Required work: Return the material word for word. Do not include pictures.

Data:
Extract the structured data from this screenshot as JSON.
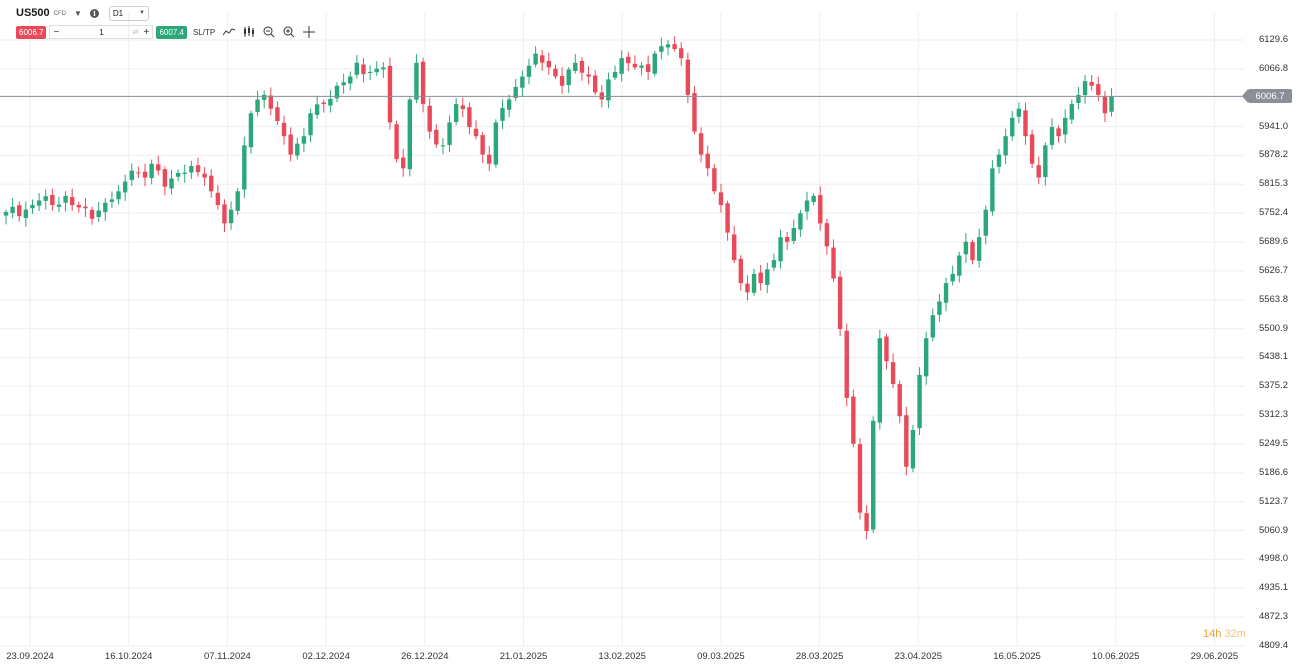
{
  "toolbar": {
    "symbol": "US500",
    "symbol_type": "CFD",
    "info_glyph": "i",
    "timeframe": "D1",
    "sell_price": "6006.7",
    "quantity": "1",
    "buy_price": "6007.4",
    "sltp_label": "SL/TP",
    "tools": [
      "line-chart-icon",
      "candles-icon",
      "zoom-out-icon",
      "zoom-in-icon",
      "crosshair-icon"
    ]
  },
  "colors": {
    "up": "#2aa87a",
    "down": "#e84a5a",
    "grid": "#eeeeee",
    "current_price_line": "#8a8f98",
    "timer": "#f0a030"
  },
  "current_price": "6006.7",
  "timer": {
    "hours": "14h",
    "minutes": "32m"
  },
  "chart_data": {
    "type": "candlestick",
    "symbol": "US500",
    "timeframe": "D1",
    "current_price": 6006.7,
    "grid": true,
    "ylim": [
      4809.4,
      6160
    ],
    "y_ticks": [
      "6129.6",
      "6066.8",
      "6006.7",
      "5941.0",
      "5878.2",
      "5815.3",
      "5752.4",
      "5689.6",
      "5626.7",
      "5563.8",
      "5500.9",
      "5438.1",
      "5375.2",
      "5312.3",
      "5249.5",
      "5186.6",
      "5123.7",
      "5060.9",
      "4998.0",
      "4935.1",
      "4872.3",
      "4809.4"
    ],
    "x_ticks": [
      "23.09.2024",
      "16.10.2024",
      "07.11.2024",
      "02.12.2024",
      "26.12.2024",
      "21.01.2025",
      "13.02.2025",
      "09.03.2025",
      "28.03.2025",
      "23.04.2025",
      "16.05.2025",
      "10.06.2025",
      "29.06.2025"
    ],
    "close_path": [
      [
        0,
        5755
      ],
      [
        3,
        5760
      ],
      [
        5,
        5780
      ],
      [
        7,
        5770
      ],
      [
        9,
        5790
      ],
      [
        11,
        5765
      ],
      [
        13,
        5740
      ],
      [
        15,
        5775
      ],
      [
        17,
        5800
      ],
      [
        19,
        5845
      ],
      [
        21,
        5830
      ],
      [
        22,
        5860
      ],
      [
        24,
        5810
      ],
      [
        26,
        5840
      ],
      [
        28,
        5855
      ],
      [
        30,
        5830
      ],
      [
        31,
        5800
      ],
      [
        32,
        5770
      ],
      [
        33,
        5730
      ],
      [
        34,
        5760
      ],
      [
        35,
        5800
      ],
      [
        36,
        5900
      ],
      [
        37,
        5970
      ],
      [
        38,
        6000
      ],
      [
        39,
        6010
      ],
      [
        40,
        5980
      ],
      [
        42,
        5920
      ],
      [
        43,
        5880
      ],
      [
        45,
        5920
      ],
      [
        46,
        5970
      ],
      [
        48,
        5990
      ],
      [
        50,
        6030
      ],
      [
        52,
        6050
      ],
      [
        53,
        6080
      ],
      [
        55,
        6060
      ],
      [
        57,
        6070
      ],
      [
        58,
        5950
      ],
      [
        59,
        5870
      ],
      [
        60,
        5850
      ],
      [
        61,
        6000
      ],
      [
        62,
        6080
      ],
      [
        63,
        5990
      ],
      [
        64,
        5930
      ],
      [
        66,
        5900
      ],
      [
        67,
        5950
      ],
      [
        68,
        5990
      ],
      [
        70,
        5940
      ],
      [
        71,
        5920
      ],
      [
        72,
        5880
      ],
      [
        73,
        5860
      ],
      [
        74,
        5950
      ],
      [
        76,
        6000
      ],
      [
        78,
        6050
      ],
      [
        80,
        6100
      ],
      [
        82,
        6070
      ],
      [
        84,
        6030
      ],
      [
        86,
        6080
      ],
      [
        88,
        6050
      ],
      [
        90,
        6000
      ],
      [
        92,
        6060
      ],
      [
        93,
        6090
      ],
      [
        95,
        6070
      ],
      [
        97,
        6060
      ],
      [
        98,
        6100
      ],
      [
        100,
        6120
      ],
      [
        101,
        6110
      ],
      [
        102,
        6090
      ],
      [
        103,
        6010
      ],
      [
        104,
        5930
      ],
      [
        105,
        5880
      ],
      [
        106,
        5850
      ],
      [
        107,
        5800
      ],
      [
        108,
        5770
      ],
      [
        109,
        5710
      ],
      [
        110,
        5650
      ],
      [
        111,
        5600
      ],
      [
        112,
        5580
      ],
      [
        113,
        5620
      ],
      [
        114,
        5600
      ],
      [
        115,
        5630
      ],
      [
        116,
        5650
      ],
      [
        117,
        5700
      ],
      [
        118,
        5690
      ],
      [
        119,
        5720
      ],
      [
        121,
        5780
      ],
      [
        122,
        5790
      ],
      [
        123,
        5730
      ],
      [
        124,
        5680
      ],
      [
        125,
        5610
      ],
      [
        126,
        5500
      ],
      [
        127,
        5350
      ],
      [
        128,
        5250
      ],
      [
        129,
        5100
      ],
      [
        130,
        5060
      ],
      [
        131,
        5300
      ],
      [
        132,
        5480
      ],
      [
        133,
        5430
      ],
      [
        134,
        5380
      ],
      [
        135,
        5310
      ],
      [
        136,
        5200
      ],
      [
        137,
        5280
      ],
      [
        138,
        5400
      ],
      [
        139,
        5480
      ],
      [
        140,
        5530
      ],
      [
        141,
        5560
      ],
      [
        142,
        5600
      ],
      [
        143,
        5620
      ],
      [
        144,
        5660
      ],
      [
        145,
        5690
      ],
      [
        146,
        5650
      ],
      [
        147,
        5700
      ],
      [
        148,
        5760
      ],
      [
        149,
        5850
      ],
      [
        150,
        5880
      ],
      [
        151,
        5920
      ],
      [
        152,
        5960
      ],
      [
        153,
        5980
      ],
      [
        154,
        5920
      ],
      [
        155,
        5860
      ],
      [
        156,
        5830
      ],
      [
        157,
        5900
      ],
      [
        158,
        5940
      ],
      [
        159,
        5920
      ],
      [
        160,
        5960
      ],
      [
        161,
        5990
      ],
      [
        162,
        6010
      ],
      [
        163,
        6040
      ],
      [
        164,
        6030
      ],
      [
        165,
        6010
      ],
      [
        166,
        5970
      ],
      [
        167,
        6006.7
      ]
    ]
  }
}
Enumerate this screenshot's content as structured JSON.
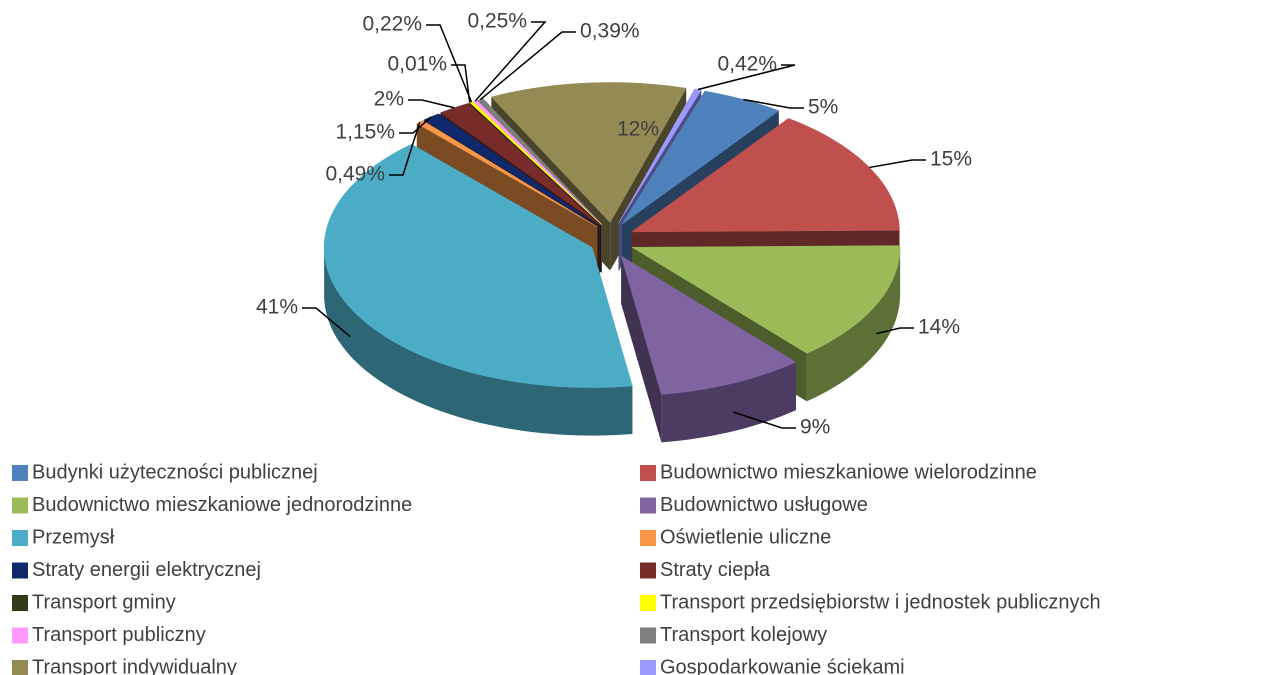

Task response:
Extract the structured data from this screenshot as JSON.
{
  "toolbar": {
    "symbol": "US500",
    "symbol_type": "CFD",
    "info_glyph": "i",
    "timeframe": "D1",
    "sell_price": "6006.7",
    "quantity": "1",
    "buy_price": "6007.4",
    "sltp_label": "SL/TP",
    "tools": [
      "line-chart-icon",
      "candles-icon",
      "zoom-out-icon",
      "zoom-in-icon",
      "crosshair-icon"
    ]
  },
  "colors": {
    "up": "#2aa87a",
    "down": "#e84a5a",
    "grid": "#eeeeee",
    "current_price_line": "#8a8f98",
    "timer": "#f0a030"
  },
  "current_price": "6006.7",
  "timer": {
    "hours": "14h",
    "minutes": "32m"
  },
  "chart_data": {
    "type": "candlestick",
    "symbol": "US500",
    "timeframe": "D1",
    "current_price": 6006.7,
    "grid": true,
    "ylim": [
      4809.4,
      6160
    ],
    "y_ticks": [
      "6129.6",
      "6066.8",
      "6006.7",
      "5941.0",
      "5878.2",
      "5815.3",
      "5752.4",
      "5689.6",
      "5626.7",
      "5563.8",
      "5500.9",
      "5438.1",
      "5375.2",
      "5312.3",
      "5249.5",
      "5186.6",
      "5123.7",
      "5060.9",
      "4998.0",
      "4935.1",
      "4872.3",
      "4809.4"
    ],
    "x_ticks": [
      "23.09.2024",
      "16.10.2024",
      "07.11.2024",
      "02.12.2024",
      "26.12.2024",
      "21.01.2025",
      "13.02.2025",
      "09.03.2025",
      "28.03.2025",
      "23.04.2025",
      "16.05.2025",
      "10.06.2025",
      "29.06.2025"
    ],
    "close_path": [
      [
        0,
        5755
      ],
      [
        3,
        5760
      ],
      [
        5,
        5780
      ],
      [
        7,
        5770
      ],
      [
        9,
        5790
      ],
      [
        11,
        5765
      ],
      [
        13,
        5740
      ],
      [
        15,
        5775
      ],
      [
        17,
        5800
      ],
      [
        19,
        5845
      ],
      [
        21,
        5830
      ],
      [
        22,
        5860
      ],
      [
        24,
        5810
      ],
      [
        26,
        5840
      ],
      [
        28,
        5855
      ],
      [
        30,
        5830
      ],
      [
        31,
        5800
      ],
      [
        32,
        5770
      ],
      [
        33,
        5730
      ],
      [
        34,
        5760
      ],
      [
        35,
        5800
      ],
      [
        36,
        5900
      ],
      [
        37,
        5970
      ],
      [
        38,
        6000
      ],
      [
        39,
        6010
      ],
      [
        40,
        5980
      ],
      [
        42,
        5920
      ],
      [
        43,
        5880
      ],
      [
        45,
        5920
      ],
      [
        46,
        5970
      ],
      [
        48,
        5990
      ],
      [
        50,
        6030
      ],
      [
        52,
        6050
      ],
      [
        53,
        6080
      ],
      [
        55,
        6060
      ],
      [
        57,
        6070
      ],
      [
        58,
        5950
      ],
      [
        59,
        5870
      ],
      [
        60,
        5850
      ],
      [
        61,
        6000
      ],
      [
        62,
        6080
      ],
      [
        63,
        5990
      ],
      [
        64,
        5930
      ],
      [
        66,
        5900
      ],
      [
        67,
        5950
      ],
      [
        68,
        5990
      ],
      [
        70,
        5940
      ],
      [
        71,
        5920
      ],
      [
        72,
        5880
      ],
      [
        73,
        5860
      ],
      [
        74,
        5950
      ],
      [
        76,
        6000
      ],
      [
        78,
        6050
      ],
      [
        80,
        6100
      ],
      [
        82,
        6070
      ],
      [
        84,
        6030
      ],
      [
        86,
        6080
      ],
      [
        88,
        6050
      ],
      [
        90,
        6000
      ],
      [
        92,
        6060
      ],
      [
        93,
        6090
      ],
      [
        95,
        6070
      ],
      [
        97,
        6060
      ],
      [
        98,
        6100
      ],
      [
        100,
        6120
      ],
      [
        101,
        6110
      ],
      [
        102,
        6090
      ],
      [
        103,
        6010
      ],
      [
        104,
        5930
      ],
      [
        105,
        5880
      ],
      [
        106,
        5850
      ],
      [
        107,
        5800
      ],
      [
        108,
        5770
      ],
      [
        109,
        5710
      ],
      [
        110,
        5650
      ],
      [
        111,
        5600
      ],
      [
        112,
        5580
      ],
      [
        113,
        5620
      ],
      [
        114,
        5600
      ],
      [
        115,
        5630
      ],
      [
        116,
        5650
      ],
      [
        117,
        5700
      ],
      [
        118,
        5690
      ],
      [
        119,
        5720
      ],
      [
        121,
        5780
      ],
      [
        122,
        5790
      ],
      [
        123,
        5730
      ],
      [
        124,
        5680
      ],
      [
        125,
        5610
      ],
      [
        126,
        5500
      ],
      [
        127,
        5350
      ],
      [
        128,
        5250
      ],
      [
        129,
        5100
      ],
      [
        130,
        5060
      ],
      [
        131,
        5300
      ],
      [
        132,
        5480
      ],
      [
        133,
        5430
      ],
      [
        134,
        5380
      ],
      [
        135,
        5310
      ],
      [
        136,
        5200
      ],
      [
        137,
        5280
      ],
      [
        138,
        5400
      ],
      [
        139,
        5480
      ],
      [
        140,
        5530
      ],
      [
        141,
        5560
      ],
      [
        142,
        5600
      ],
      [
        143,
        5620
      ],
      [
        144,
        5660
      ],
      [
        145,
        5690
      ],
      [
        146,
        5650
      ],
      [
        147,
        5700
      ],
      [
        148,
        5760
      ],
      [
        149,
        5850
      ],
      [
        150,
        5880
      ],
      [
        151,
        5920
      ],
      [
        152,
        5960
      ],
      [
        153,
        5980
      ],
      [
        154,
        5920
      ],
      [
        155,
        5860
      ],
      [
        156,
        5830
      ],
      [
        157,
        5900
      ],
      [
        158,
        5940
      ],
      [
        159,
        5920
      ],
      [
        160,
        5960
      ],
      [
        161,
        5990
      ],
      [
        162,
        6010
      ],
      [
        163,
        6040
      ],
      [
        164,
        6030
      ],
      [
        165,
        6010
      ],
      [
        166,
        5970
      ],
      [
        167,
        6006.7
      ]
    ]
  }
}
Enumerate this screenshot's content as structured JSON.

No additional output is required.